▶ Work to complete: The records below must be duplicated exactly, character for character.

Records from a data collection
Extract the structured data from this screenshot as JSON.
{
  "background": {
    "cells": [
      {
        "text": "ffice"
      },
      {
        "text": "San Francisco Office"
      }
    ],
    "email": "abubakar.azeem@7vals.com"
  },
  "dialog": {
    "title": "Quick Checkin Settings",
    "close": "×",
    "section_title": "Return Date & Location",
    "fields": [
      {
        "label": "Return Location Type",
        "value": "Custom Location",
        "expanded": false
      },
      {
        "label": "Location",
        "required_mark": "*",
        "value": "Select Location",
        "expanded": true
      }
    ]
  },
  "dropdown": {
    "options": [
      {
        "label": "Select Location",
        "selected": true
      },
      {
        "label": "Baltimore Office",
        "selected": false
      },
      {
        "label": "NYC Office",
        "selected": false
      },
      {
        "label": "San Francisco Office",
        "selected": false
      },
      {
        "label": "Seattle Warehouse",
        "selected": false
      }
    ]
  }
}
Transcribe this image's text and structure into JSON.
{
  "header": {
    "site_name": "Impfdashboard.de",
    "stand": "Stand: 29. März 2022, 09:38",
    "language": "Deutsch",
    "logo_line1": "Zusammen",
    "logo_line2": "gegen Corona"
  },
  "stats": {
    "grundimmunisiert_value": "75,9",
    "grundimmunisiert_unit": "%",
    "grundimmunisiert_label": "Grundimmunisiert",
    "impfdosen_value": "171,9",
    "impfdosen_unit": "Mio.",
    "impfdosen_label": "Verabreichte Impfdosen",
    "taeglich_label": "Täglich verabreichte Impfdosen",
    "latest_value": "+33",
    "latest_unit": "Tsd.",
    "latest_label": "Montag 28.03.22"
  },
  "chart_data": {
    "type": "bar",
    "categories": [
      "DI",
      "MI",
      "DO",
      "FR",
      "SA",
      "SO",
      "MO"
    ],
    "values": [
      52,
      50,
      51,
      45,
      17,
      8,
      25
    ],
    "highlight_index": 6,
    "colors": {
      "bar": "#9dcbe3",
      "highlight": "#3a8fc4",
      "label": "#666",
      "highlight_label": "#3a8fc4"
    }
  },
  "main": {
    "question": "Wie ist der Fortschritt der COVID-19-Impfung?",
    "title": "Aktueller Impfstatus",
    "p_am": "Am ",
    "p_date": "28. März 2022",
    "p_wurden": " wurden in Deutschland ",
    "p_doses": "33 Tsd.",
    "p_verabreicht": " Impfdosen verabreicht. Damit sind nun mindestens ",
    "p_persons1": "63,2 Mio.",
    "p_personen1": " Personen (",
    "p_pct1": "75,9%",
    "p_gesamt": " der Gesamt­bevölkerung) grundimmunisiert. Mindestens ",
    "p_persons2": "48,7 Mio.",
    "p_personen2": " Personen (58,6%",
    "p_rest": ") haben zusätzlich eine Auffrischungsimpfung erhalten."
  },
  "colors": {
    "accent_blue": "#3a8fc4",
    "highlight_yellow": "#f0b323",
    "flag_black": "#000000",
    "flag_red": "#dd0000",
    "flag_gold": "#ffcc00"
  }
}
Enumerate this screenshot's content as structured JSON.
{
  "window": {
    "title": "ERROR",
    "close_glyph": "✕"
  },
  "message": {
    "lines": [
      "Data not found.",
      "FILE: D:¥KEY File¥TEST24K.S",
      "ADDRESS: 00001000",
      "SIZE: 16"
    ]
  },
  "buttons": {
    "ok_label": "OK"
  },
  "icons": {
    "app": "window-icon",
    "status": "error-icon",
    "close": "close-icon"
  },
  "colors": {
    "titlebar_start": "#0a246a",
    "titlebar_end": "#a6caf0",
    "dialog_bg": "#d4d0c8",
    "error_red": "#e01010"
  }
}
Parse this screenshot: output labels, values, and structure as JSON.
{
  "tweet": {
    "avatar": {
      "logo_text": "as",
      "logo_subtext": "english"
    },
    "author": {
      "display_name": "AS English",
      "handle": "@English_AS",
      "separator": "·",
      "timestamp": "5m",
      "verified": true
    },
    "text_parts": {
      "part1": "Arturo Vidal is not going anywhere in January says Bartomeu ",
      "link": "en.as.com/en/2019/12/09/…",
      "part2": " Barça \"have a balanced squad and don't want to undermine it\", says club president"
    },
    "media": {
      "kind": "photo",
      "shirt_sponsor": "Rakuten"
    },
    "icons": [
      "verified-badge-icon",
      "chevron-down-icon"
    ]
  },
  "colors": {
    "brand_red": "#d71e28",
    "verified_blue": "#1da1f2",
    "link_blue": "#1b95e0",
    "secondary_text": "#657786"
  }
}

▶ Final result:
Extract the structured data from this screenshot as JSON.
{
  "background": {
    "cells": [
      {
        "text": "ffice"
      },
      {
        "text": "San Francisco Office"
      }
    ],
    "email": "abubakar.azeem@7vals.com"
  },
  "dialog": {
    "title": "Quick Checkin Settings",
    "close": "×",
    "section_title": "Return Date & Location",
    "fields": [
      {
        "label": "Return Location Type",
        "value": "Custom Location",
        "expanded": false
      },
      {
        "label": "Location",
        "required_mark": "*",
        "value": "Select Location",
        "expanded": true
      }
    ]
  },
  "dropdown": {
    "options": [
      {
        "label": "Select Location",
        "selected": true
      },
      {
        "label": "Baltimore Office",
        "selected": false
      },
      {
        "label": "NYC Office",
        "selected": false
      },
      {
        "label": "San Francisco Office",
        "selected": false
      },
      {
        "label": "Seattle Warehouse",
        "selected": false
      }
    ]
  }
}
Transcribe this image's text and structure into JSON.
{
  "header": {
    "site_name": "Impfdashboard.de",
    "stand": "Stand: 29. März 2022, 09:38",
    "language": "Deutsch",
    "logo_line1": "Zusammen",
    "logo_line2": "gegen Corona"
  },
  "stats": {
    "grundimmunisiert_value": "75,9",
    "grundimmunisiert_unit": "%",
    "grundimmunisiert_label": "Grundimmunisiert",
    "impfdosen_value": "171,9",
    "impfdosen_unit": "Mio.",
    "impfdosen_label": "Verabreichte Impfdosen",
    "taeglich_label": "Täglich verabreichte Impfdosen",
    "latest_value": "+33",
    "latest_unit": "Tsd.",
    "latest_label": "Montag 28.03.22"
  },
  "chart_data": {
    "type": "bar",
    "categories": [
      "DI",
      "MI",
      "DO",
      "FR",
      "SA",
      "SO",
      "MO"
    ],
    "values": [
      52,
      50,
      51,
      45,
      17,
      8,
      25
    ],
    "highlight_index": 6,
    "colors": {
      "bar": "#9dcbe3",
      "highlight": "#3a8fc4",
      "label": "#666",
      "highlight_label": "#3a8fc4"
    }
  },
  "main": {
    "question": "Wie ist der Fortschritt der COVID-19-Impfung?",
    "title": "Aktueller Impfstatus",
    "p_am": "Am ",
    "p_date": "28. März 2022",
    "p_wurden": " wurden in Deutschland ",
    "p_doses": "33 Tsd.",
    "p_verabreicht": " Impfdosen verabreicht. Damit sind nun mindestens ",
    "p_persons1": "63,2 Mio.",
    "p_personen1": " Personen (",
    "p_pct1": "75,9%",
    "p_gesamt": " der Gesamt­bevölkerung) grundimmunisiert. Mindestens ",
    "p_persons2": "48,7 Mio.",
    "p_personen2": " Personen (58,6%",
    "p_rest": ") haben zusätzlich eine Auffrischungsimpfung erhalten."
  },
  "colors": {
    "accent_blue": "#3a8fc4",
    "highlight_yellow": "#f0b323",
    "flag_black": "#000000",
    "flag_red": "#dd0000",
    "flag_gold": "#ffcc00"
  }
}
Enumerate this screenshot's content as structured JSON.
{
  "window": {
    "title": "ERROR",
    "close_glyph": "✕"
  },
  "message": {
    "lines": [
      "Data not found.",
      "FILE: D:¥KEY File¥TEST24K.S",
      "ADDRESS: 00001000",
      "SIZE: 16"
    ]
  },
  "buttons": {
    "ok_label": "OK"
  },
  "icons": {
    "app": "window-icon",
    "status": "error-icon",
    "close": "close-icon"
  },
  "colors": {
    "titlebar_start": "#0a246a",
    "titlebar_end": "#a6caf0",
    "dialog_bg": "#d4d0c8",
    "error_red": "#e01010"
  }
}
Parse this screenshot: output labels, values, and structure as JSON.
{
  "tweet": {
    "avatar": {
      "logo_text": "as",
      "logo_subtext": "english"
    },
    "author": {
      "display_name": "AS English",
      "handle": "@English_AS",
      "separator": "·",
      "timestamp": "5m",
      "verified": true
    },
    "text_parts": {
      "part1": "Arturo Vidal is not going anywhere in January says Bartomeu ",
      "link": "en.as.com/en/2019/12/09/…",
      "part2": " Barça \"have a balanced squad and don't want to undermine it\", says club president"
    },
    "media": {
      "kind": "photo",
      "shirt_sponsor": "Rakuten"
    },
    "icons": [
      "verified-badge-icon",
      "chevron-down-icon"
    ]
  },
  "colors": {
    "brand_red": "#d71e28",
    "verified_blue": "#1da1f2",
    "link_blue": "#1b95e0",
    "secondary_text": "#657786"
  }
}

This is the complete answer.